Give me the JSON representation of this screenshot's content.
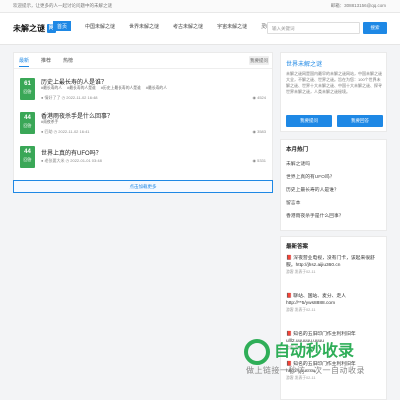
{
  "topbar": {
    "notice": "欢迎提示，让更多的人一起讨论问题中的未解之谜",
    "contact": "邮箱：308813156@qq.com"
  },
  "logo": {
    "text": "未解之谜",
    "mark": "网"
  },
  "nav": [
    "首页",
    "中国未解之谜",
    "世界未解之谜",
    "考古未解之谜",
    "宇宙未解之谜",
    "灵魂未解之谜"
  ],
  "search": {
    "placeholder": "输入关键词",
    "button": "搜索"
  },
  "tabs": [
    "最新",
    "推荐",
    "热榜"
  ],
  "ask_button": "我要提问",
  "questions": [
    {
      "count": "61",
      "count_label": "回答",
      "title": "历史上最长寿的人是谁？",
      "tags": [
        "#最长寿的人",
        "#最长寿的人是谁",
        "#历史上最长寿的人是谁",
        "#最长寿的人"
      ],
      "meta": "● 情好了了  ◷ 2022-11-02 16:48",
      "views": "◉ 4524"
    },
    {
      "count": "44",
      "count_label": "回答",
      "title": "香港雨夜杀手是什么回事？",
      "tags": [
        "#雨夜杀手"
      ],
      "meta": "● 匹助  ◷ 2022-11-02 16:41",
      "views": "◉ 3583"
    },
    {
      "count": "44",
      "count_label": "回答",
      "title": "世界上真的有UFO吗？",
      "tags": [],
      "meta": "● 老张要大米  ◷ 2022-01-01 03:48",
      "views": "◉ 5331"
    }
  ],
  "load_more": "点击加载更多",
  "about": {
    "head": "世界未解之谜",
    "desc": "未解之谜网是国内最早的未解之谜网站，中国未解之谜大全，不解之谜、世界之谜。旨在为您：100个世界未解之谜、世界十大未解之谜、中国十大未解之谜、探寻世界未解之谜，人类未解之谜秘境。",
    "ask": "我要提问",
    "answer": "我要回答"
  },
  "hot": {
    "head": "本月热门",
    "items": [
      "未解之谜吗",
      "世界上真的有UFO吗？",
      "历史上最长寿的人是谁？",
      "留言本",
      "香港雨夜杀手是什么回事？"
    ]
  },
  "answers": {
    "head": "最新答案",
    "items": [
      {
        "text": "📕 深夜营业电视，没有门卡，该起来很舒服。http://jhsz.aijiu360.cn",
        "sub": "游客  发表于02-11"
      },
      {
        "text": "📕 聊站、国站、麦分、走人 http://**5/yws8888.com",
        "sub": "游客  发表于02-11"
      },
      {
        "text": "📕 知名的五旧印门作主利利旧年ulll2.uuuuuu.uuuu",
        "sub": "游客  发表于02-11"
      },
      {
        "text": "📕 知名的五旧印门作主利利旧年 http://uuuu.uu",
        "sub": "游客  发表于02-11"
      }
    ]
  },
  "watermark": {
    "big": "自动秒收录",
    "small": "做上链接一秒访一次一自动收录"
  }
}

------------------------------------------------------------

Stated problem: Copy the material exactly. Do not include the pictures.

Response to the task:
Give me the JSON representation of this screenshot's content.
{
  "topbar": {
    "notice": "欢迎提示，让更多的人一起讨论问题中的未解之谜",
    "contact": "邮箱：308813156@qq.com"
  },
  "logo": {
    "text": "未解之谜",
    "mark": "网"
  },
  "nav": [
    "首页",
    "中国未解之谜",
    "世界未解之谜",
    "考古未解之谜",
    "宇宙未解之谜",
    "灵魂未解之谜"
  ],
  "search": {
    "placeholder": "输入关键词",
    "button": "搜索"
  },
  "tabs": [
    "最新",
    "推荐",
    "热榜"
  ],
  "ask_button": "我要提问",
  "questions": [
    {
      "count": "61",
      "count_label": "回答",
      "title": "历史上最长寿的人是谁？",
      "tags": [
        "#最长寿的人",
        "#最长寿的人是谁",
        "#历史上最长寿的人是谁",
        "#最长寿的人"
      ],
      "meta": "● 情好了了  ◷ 2022-11-02 16:48",
      "views": "◉ 4524"
    },
    {
      "count": "44",
      "count_label": "回答",
      "title": "香港雨夜杀手是什么回事？",
      "tags": [
        "#雨夜杀手"
      ],
      "meta": "● 匹助  ◷ 2022-11-02 16:41",
      "views": "◉ 3583"
    },
    {
      "count": "44",
      "count_label": "回答",
      "title": "世界上真的有UFO吗？",
      "tags": [],
      "meta": "● 老张要大米  ◷ 2022-01-01 03:48",
      "views": "◉ 5331"
    }
  ],
  "load_more": "点击加载更多",
  "about": {
    "head": "世界未解之谜",
    "desc": "未解之谜网是国内最早的未解之谜网站，中国未解之谜大全，不解之谜、世界之谜。旨在为您：100个世界未解之谜、世界十大未解之谜、中国十大未解之谜、探寻世界未解之谜，人类未解之谜秘境。",
    "ask": "我要提问",
    "answer": "我要回答"
  },
  "hot": {
    "head": "本月热门",
    "items": [
      "未解之谜吗",
      "世界上真的有UFO吗？",
      "历史上最长寿的人是谁？",
      "留言本",
      "香港雨夜杀手是什么回事？"
    ]
  },
  "answers": {
    "head": "最新答案",
    "items": [
      {
        "text": "📕 深夜营业电视，没有门卡，该起来很舒服。http://jhsz.aijiu360.cn",
        "sub": "游客  发表于02-11"
      },
      {
        "text": "📕 聊站、国站、麦分、走人 http://**5/yws8888.com",
        "sub": "游客  发表于02-11"
      },
      {
        "text": "📕 知名的五旧印门作主利利旧年ulll2.uuuuuu.uuuu",
        "sub": "游客  发表于02-11"
      },
      {
        "text": "📕 知名的五旧印门作主利利旧年 http://uuuu.uu",
        "sub": "游客  发表于02-11"
      }
    ]
  },
  "watermark": {
    "big": "自动秒收录",
    "small": "做上链接一秒访一次一自动收录"
  }
}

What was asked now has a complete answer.